Stored records:
● ● ● ●

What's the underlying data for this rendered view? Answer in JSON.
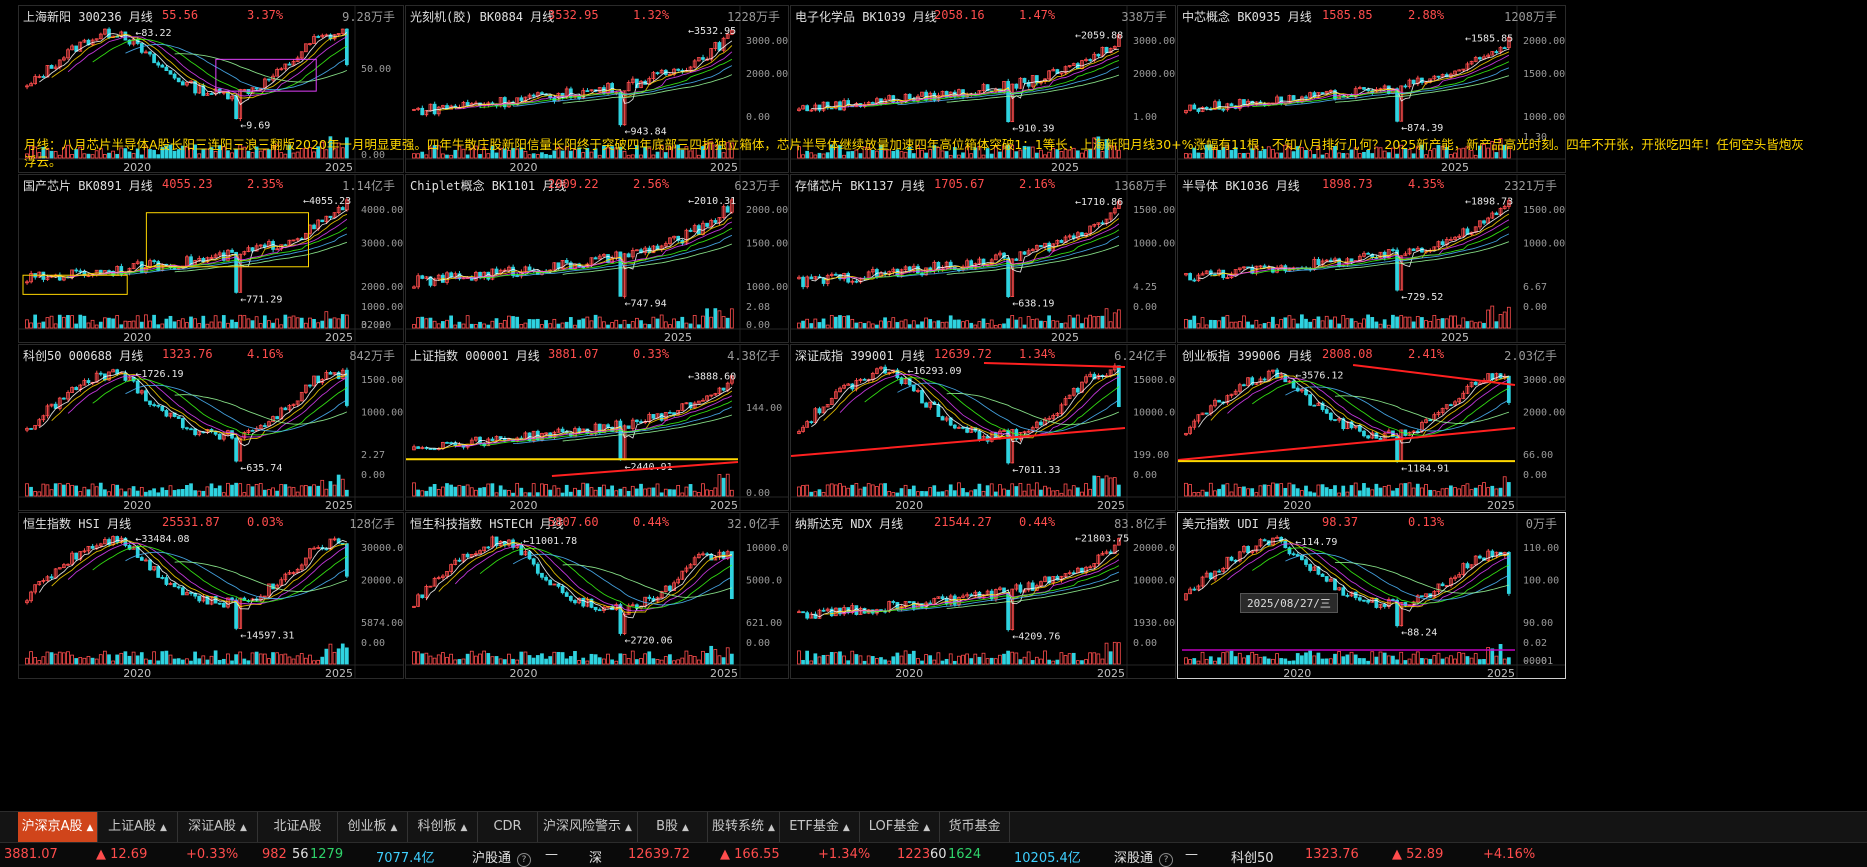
{
  "colors": {
    "up": "#ff4d4d",
    "down": "#2fd3e0",
    "accent": "#d0451b",
    "annotation": "#ffd700",
    "box_yellow": "#ffd700",
    "box_magenta": "#e040fb",
    "trend_red": "#ff2020"
  },
  "annotation": "月线：八月芯片半导体A股长阳三连阳三浪三翻版2020年一月明显更强。四年牛散庄股新阳信量长阳终于突破四年底部三四折独立箱体，芯片半导体继续放量加速四年高位箱体突破1：1等长，上海新阳月线30+%涨幅有11根，不知八月排行几何？2025新产能，新产品高光时刻。四年不开张，开张吃四年！任何空头皆炮灰浮云。",
  "hover_date": "2025/08/27/三",
  "panels": [
    {
      "id": "p1",
      "name": "上海新阳 300236 月线",
      "price": "55.56",
      "change": "3.37%",
      "volume": "9.28万手",
      "hi_label": "83.22",
      "lo_label": "9.69",
      "yticks": [
        "50.00",
        "0.00"
      ],
      "xlabels": [
        "2020",
        "2025"
      ],
      "vol_tick": "",
      "chart_data": {
        "type": "candlestick-monthly",
        "series_hint": "rise-to-2021-peak-then-box",
        "high": 83.22,
        "low": 9.69,
        "last": 55.56,
        "ylim": [
          0,
          90
        ]
      }
    },
    {
      "id": "p2",
      "name": "光刻机(胶) BK0884 月线",
      "price": "3532.95",
      "change": "1.32%",
      "volume": "1228万手",
      "hi_label": "3532.95",
      "lo_label": "943.84",
      "yticks": [
        "3000.00",
        "2000.00",
        "0.00"
      ],
      "xlabels": [
        "2020",
        "2025"
      ],
      "vol_tick": "",
      "chart_data": {
        "type": "candlestick-monthly",
        "high": 3532.95,
        "low": 943.84,
        "last": 3532.95,
        "ylim": [
          800,
          3700
        ]
      }
    },
    {
      "id": "p3",
      "name": "电子化学品 BK1039 月线",
      "price": "2058.16",
      "change": "1.47%",
      "volume": "338万手",
      "hi_label": "2059.88",
      "lo_label": "910.39",
      "yticks": [
        "3000.00",
        "2000.00",
        "1.00"
      ],
      "xlabels": [
        "2025"
      ],
      "vol_tick": "",
      "chart_data": {
        "type": "candlestick-monthly",
        "high": 2059.88,
        "low": 910.39,
        "last": 2058.16,
        "ylim": [
          800,
          2200
        ]
      }
    },
    {
      "id": "p4",
      "name": "中芯概念 BK0935 月线",
      "price": "1585.85",
      "change": "2.88%",
      "volume": "1208万手",
      "hi_label": "1585.85",
      "lo_label": "874.39",
      "yticks": [
        "2000.00",
        "1500.00",
        "1000.00",
        "1.30"
      ],
      "xlabels": [
        "2025"
      ],
      "vol_tick": "",
      "chart_data": {
        "type": "candlestick-monthly",
        "high": 1585.85,
        "low": 874.39,
        "last": 1585.85,
        "ylim": [
          800,
          1700
        ]
      }
    },
    {
      "id": "p5",
      "name": "国产芯片 BK0891 月线",
      "price": "4055.23",
      "change": "2.35%",
      "volume": "1.14亿手",
      "hi_label": "4055.23",
      "lo_label": "771.29",
      "yticks": [
        "4000.00",
        "3000.00",
        "2000.00",
        "1000.00",
        "32.20",
        "0.00"
      ],
      "xlabels": [
        "2020",
        "2025"
      ],
      "vol_tick": "32.20",
      "chart_data": {
        "type": "candlestick-monthly",
        "high": 4055.23,
        "low": 771.29,
        "last": 4055.23,
        "ylim": [
          500,
          4300
        ]
      }
    },
    {
      "id": "p6",
      "name": "Chiplet概念 BK1101 月线",
      "price": "2009.22",
      "change": "2.56%",
      "volume": "623万手",
      "hi_label": "2010.31",
      "lo_label": "747.94",
      "yticks": [
        "2000.00",
        "1500.00",
        "1000.00",
        "2.08",
        "0.00"
      ],
      "xlabels": [
        "2025"
      ],
      "vol_tick": "2.08",
      "chart_data": {
        "type": "candlestick-monthly",
        "high": 2010.31,
        "low": 747.94,
        "last": 2009.22,
        "ylim": [
          700,
          2100
        ]
      }
    },
    {
      "id": "p7",
      "name": "存储芯片 BK1137 月线",
      "price": "1705.67",
      "change": "2.16%",
      "volume": "1368万手",
      "hi_label": "1710.86",
      "lo_label": "638.19",
      "yticks": [
        "1500.00",
        "1000.00",
        "4.25",
        "0.00"
      ],
      "xlabels": [
        "2025"
      ],
      "vol_tick": "4.25",
      "chart_data": {
        "type": "candlestick-monthly",
        "high": 1710.86,
        "low": 638.19,
        "last": 1705.67,
        "ylim": [
          600,
          1800
        ]
      }
    },
    {
      "id": "p8",
      "name": "半导体 BK1036 月线",
      "price": "1898.73",
      "change": "4.35%",
      "volume": "2321万手",
      "hi_label": "1898.73",
      "lo_label": "729.52",
      "yticks": [
        "1500.00",
        "1000.00",
        "6.67",
        "0.00"
      ],
      "xlabels": [
        "2025"
      ],
      "vol_tick": "6.67",
      "chart_data": {
        "type": "candlestick-monthly",
        "high": 1898.73,
        "low": 729.52,
        "last": 1898.73,
        "ylim": [
          600,
          2000
        ]
      }
    },
    {
      "id": "p9",
      "name": "科创50 000688 月线",
      "price": "1323.76",
      "change": "4.16%",
      "volume": "842万手",
      "hi_label": "1726.19",
      "lo_label": "635.74",
      "yticks": [
        "1500.00",
        "1000.00",
        "2.27",
        "0.00"
      ],
      "xlabels": [
        "2020",
        "2025"
      ],
      "vol_tick": "2.27",
      "chart_data": {
        "type": "candlestick-monthly",
        "high": 1726.19,
        "low": 635.74,
        "last": 1323.76,
        "ylim": [
          550,
          1850
        ]
      }
    },
    {
      "id": "p10",
      "name": "上证指数 000001 月线",
      "price": "3881.07",
      "change": "0.33%",
      "volume": "4.38亿手",
      "hi_label": "3888.60",
      "lo_label": "2440.91",
      "yticks": [
        "144.00",
        "0.00"
      ],
      "xlabels": [
        "2020",
        "2025"
      ],
      "vol_tick": "144.00",
      "chart_data": {
        "type": "candlestick-monthly",
        "high": 3888.6,
        "low": 2440.91,
        "last": 3881.07,
        "ylim": [
          2300,
          4100
        ]
      }
    },
    {
      "id": "p11",
      "name": "深证成指 399001 月线",
      "price": "12639.72",
      "change": "1.34%",
      "volume": "6.24亿手",
      "hi_label": "16293.09",
      "lo_label": "7011.33",
      "yticks": [
        "15000.0",
        "10000.0",
        "199.00",
        "0.00"
      ],
      "xlabels": [
        "2020",
        "2025"
      ],
      "vol_tick": "199.00",
      "chart_data": {
        "type": "candlestick-monthly",
        "high": 16293.09,
        "low": 7011.33,
        "last": 12639.72,
        "ylim": [
          6500,
          17000
        ]
      }
    },
    {
      "id": "p12",
      "name": "创业板指 399006 月线",
      "price": "2808.08",
      "change": "2.41%",
      "volume": "2.03亿手",
      "hi_label": "3576.12",
      "lo_label": "1184.91",
      "yticks": [
        "3000.00",
        "2000.00",
        "66.00",
        "0.00"
      ],
      "xlabels": [
        "2020",
        "2025"
      ],
      "vol_tick": "66.00",
      "chart_data": {
        "type": "candlestick-monthly",
        "high": 3576.12,
        "low": 1184.91,
        "last": 2808.08,
        "ylim": [
          1000,
          3900
        ]
      }
    },
    {
      "id": "p13",
      "name": "恒生指数 HSI 月线",
      "price": "25531.87",
      "change": "0.03%",
      "volume": "128亿手",
      "hi_label": "33484.08",
      "lo_label": "14597.31",
      "yticks": [
        "30000.0",
        "20000.0",
        "5874.00",
        "0.00"
      ],
      "xlabels": [
        "2020",
        "2025"
      ],
      "vol_tick": "5874.00",
      "chart_data": {
        "type": "candlestick-monthly",
        "high": 33484.08,
        "low": 14597.31,
        "last": 25531.87,
        "ylim": [
          13000,
          35000
        ]
      }
    },
    {
      "id": "p14",
      "name": "恒生科技指数 HSTECH 月线",
      "price": "5807.60",
      "change": "0.44%",
      "volume": "32.0亿手",
      "hi_label": "11001.78",
      "lo_label": "2720.06",
      "yticks": [
        "10000.0",
        "5000.0",
        "621.00",
        "0.00"
      ],
      "xlabels": [
        "2020",
        "2025"
      ],
      "vol_tick": "621.00",
      "chart_data": {
        "type": "candlestick-monthly",
        "high": 11001.78,
        "low": 2720.06,
        "last": 5807.6,
        "ylim": [
          2500,
          11800
        ]
      }
    },
    {
      "id": "p15",
      "name": "纳斯达克 NDX 月线",
      "price": "21544.27",
      "change": "0.44%",
      "volume": "83.8亿手",
      "hi_label": "21803.75",
      "lo_label": "4209.76",
      "yticks": [
        "20000.0",
        "10000.0",
        "1930.00",
        "0.00"
      ],
      "xlabels": [
        "2020",
        "2025"
      ],
      "vol_tick": "1930.00",
      "chart_data": {
        "type": "candlestick-monthly",
        "high": 21803.75,
        "low": 4209.76,
        "last": 21544.27,
        "ylim": [
          3000,
          23000
        ]
      }
    },
    {
      "id": "p16",
      "name": "美元指数 UDI 月线",
      "price": "98.37",
      "change": "0.13%",
      "volume": "0万手",
      "hi_label": "114.79",
      "lo_label": "88.24",
      "yticks": [
        "110.00",
        "100.00",
        "90.00",
        "0.02",
        "0.00",
        "-0.01"
      ],
      "xlabels": [
        "2020",
        "2025"
      ],
      "vol_tick": "0.02",
      "chart_data": {
        "type": "candlestick-monthly",
        "high": 114.79,
        "low": 88.24,
        "last": 98.37,
        "ylim": [
          85,
          118
        ]
      }
    }
  ],
  "tabs": [
    {
      "label": "沪深京A股",
      "arrow": "▲",
      "active": true
    },
    {
      "label": "上证A股",
      "arrow": "▲"
    },
    {
      "label": "深证A股",
      "arrow": "▲"
    },
    {
      "label": "北证A股",
      "arrow": ""
    },
    {
      "label": "创业板",
      "arrow": "▲"
    },
    {
      "label": "科创板",
      "arrow": "▲"
    },
    {
      "label": "CDR",
      "arrow": ""
    },
    {
      "label": "沪深风险警示",
      "arrow": "▲"
    },
    {
      "label": "B股",
      "arrow": "▲"
    },
    {
      "label": "股转系统",
      "arrow": "▲"
    },
    {
      "label": "ETF基金",
      "arrow": "▲"
    },
    {
      "label": "LOF基金",
      "arrow": "▲"
    },
    {
      "label": "货币基金",
      "arrow": ""
    }
  ],
  "status": {
    "sh_index": "3881.07",
    "sh_delta": "▲ 12.69",
    "sh_pct": "+0.33%",
    "sh_up": "982",
    "sh_flat": "56",
    "sh_down": "1279",
    "sh_amount": "7077.4亿",
    "hgt_label": "沪股通",
    "hgt_val": "—",
    "sz_label": "深",
    "sz_index": "12639.72",
    "sz_delta": "▲ 166.55",
    "sz_pct": "+1.34%",
    "sz_up": "1223",
    "sz_flat": "60",
    "sz_down": "1624",
    "sz_amount": "10205.4亿",
    "sgt_label": "深股通",
    "sgt_val": "—",
    "kc_label": "科创50",
    "kc_index": "1323.76",
    "kc_delta": "▲ 52.89",
    "kc_pct": "+4.16%"
  }
}
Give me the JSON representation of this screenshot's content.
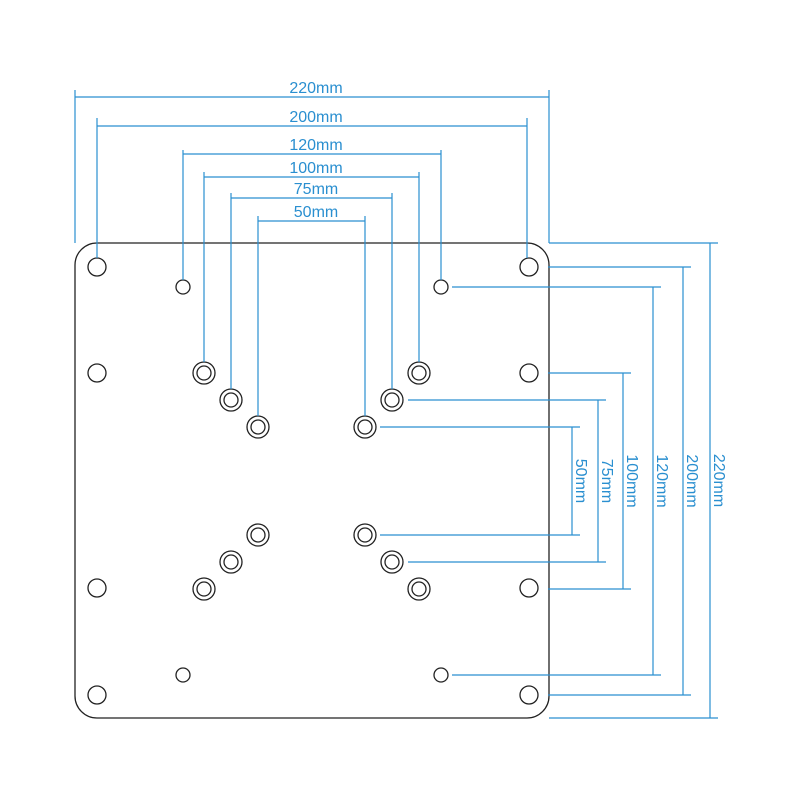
{
  "accent_color": "#2a8fd0",
  "top_dimensions": [
    {
      "id": "220",
      "label": "220mm"
    },
    {
      "id": "200",
      "label": "200mm"
    },
    {
      "id": "120",
      "label": "120mm"
    },
    {
      "id": "100",
      "label": "100mm"
    },
    {
      "id": "75",
      "label": "75mm"
    },
    {
      "id": "50",
      "label": "50mm"
    }
  ],
  "side_dimensions": [
    {
      "id": "50",
      "label": "50mm"
    },
    {
      "id": "75",
      "label": "75mm"
    },
    {
      "id": "100",
      "label": "100mm"
    },
    {
      "id": "120",
      "label": "120mm"
    },
    {
      "id": "200",
      "label": "200mm"
    },
    {
      "id": "220",
      "label": "220mm"
    }
  ]
}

● ● ● ●

Exercise details: Read through the entries and copy each line in which "JSON" appears.

Exercise output:
What's the underlying data for this rendered view? Answer in JSON.
Give me the JSON representation of this screenshot's content.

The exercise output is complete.